Saved data entries
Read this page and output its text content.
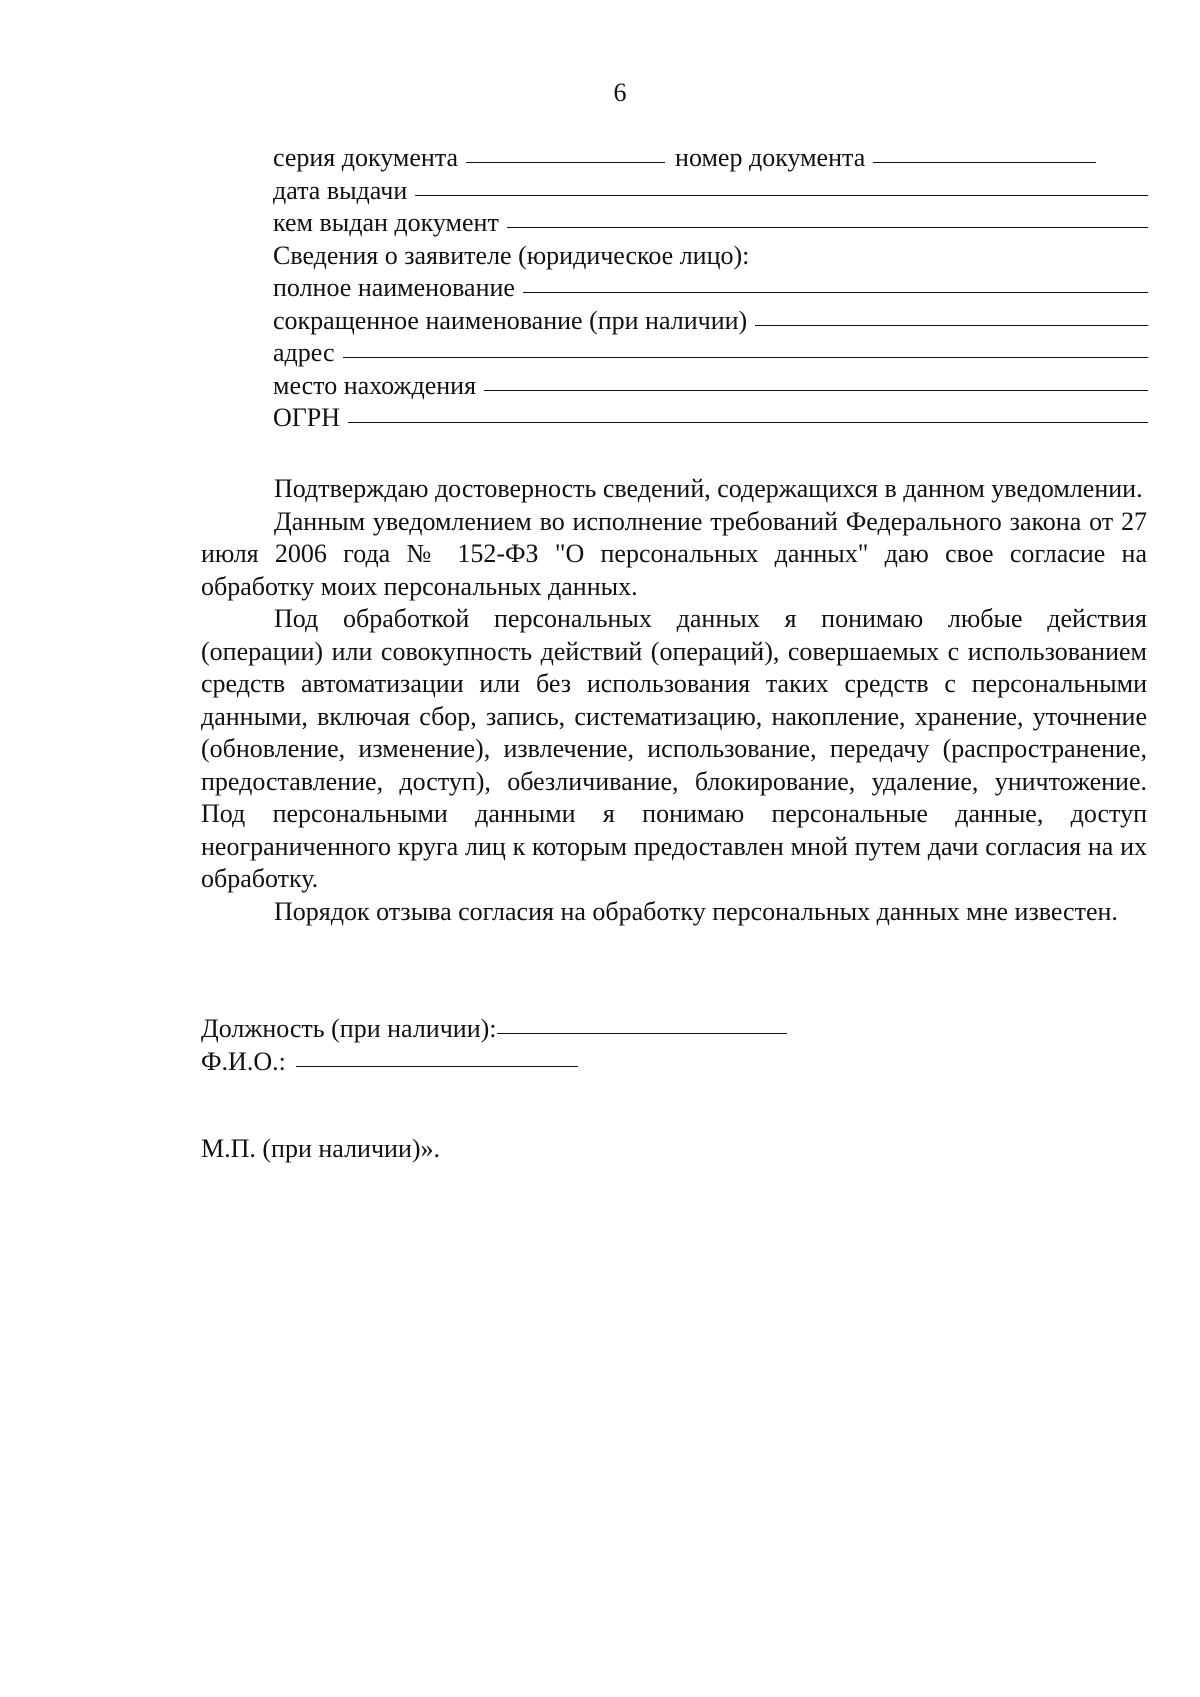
6
серия документа	номер документа
дата выдачи
кем выдан документ
Сведения о заявителе (юридическое лицо):
полное наименование
сокращенное наименование (при наличии)
адрес
место нахождения
ОГРН

Подтверждаю достоверность сведений, содержащихся в данном уведомлении.

Данным уведомлением во исполнение требований Федерального закона от 27 июля 2006 года № 152-ФЗ "О персональных данных" даю свое согласие на обработку моих персональных данных.

Под обработкой персональных данных я понимаю любые действия (операции) или совокупность действий (операций), совершаемых с использованием средств автоматизации или без использования таких средств с персональными данными, включая сбор, запись, систематизацию, накопление, хранение, уточнение (обновление, изменение), извлечение, использование, передачу (распространение, предоставление, доступ), обезличивание, блокирование, удаление, уничтожение. Под персональными данными я понимаю персональные данные, доступ неограниченного круга лиц к которым предоставлен мной путем дачи согласия на их обработку.

Порядок отзыва согласия на обработку персональных данных мне известен.

Должность (при наличии):
Ф.И.О.:
М.П. (при наличии)».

• [Short task]
Repeat every record above exactly, but leave out any pictures.

• [Reply]
Read this page and output its text content.
6
серия документа	номер документа
дата выдачи
кем выдан документ
Сведения о заявителе (юридическое лицо):
полное наименование
сокращенное наименование (при наличии)
адрес
место нахождения
ОГРН

Подтверждаю достоверность сведений, содержащихся в данном уведомлении.

Данным уведомлением во исполнение требований Федерального закона от 27 июля 2006 года № 152-ФЗ "О персональных данных" даю свое согласие на обработку моих персональных данных.

Под обработкой персональных данных я понимаю любые действия (операции) или совокупность действий (операций), совершаемых с использованием средств автоматизации или без использования таких средств с персональными данными, включая сбор, запись, систематизацию, накопление, хранение, уточнение (обновление, изменение), извлечение, использование, передачу (распространение, предоставление, доступ), обезличивание, блокирование, удаление, уничтожение. Под персональными данными я понимаю персональные данные, доступ неограниченного круга лиц к которым предоставлен мной путем дачи согласия на их обработку.

Порядок отзыва согласия на обработку персональных данных мне известен.

Должность (при наличии):
Ф.И.О.:
М.П. (при наличии)».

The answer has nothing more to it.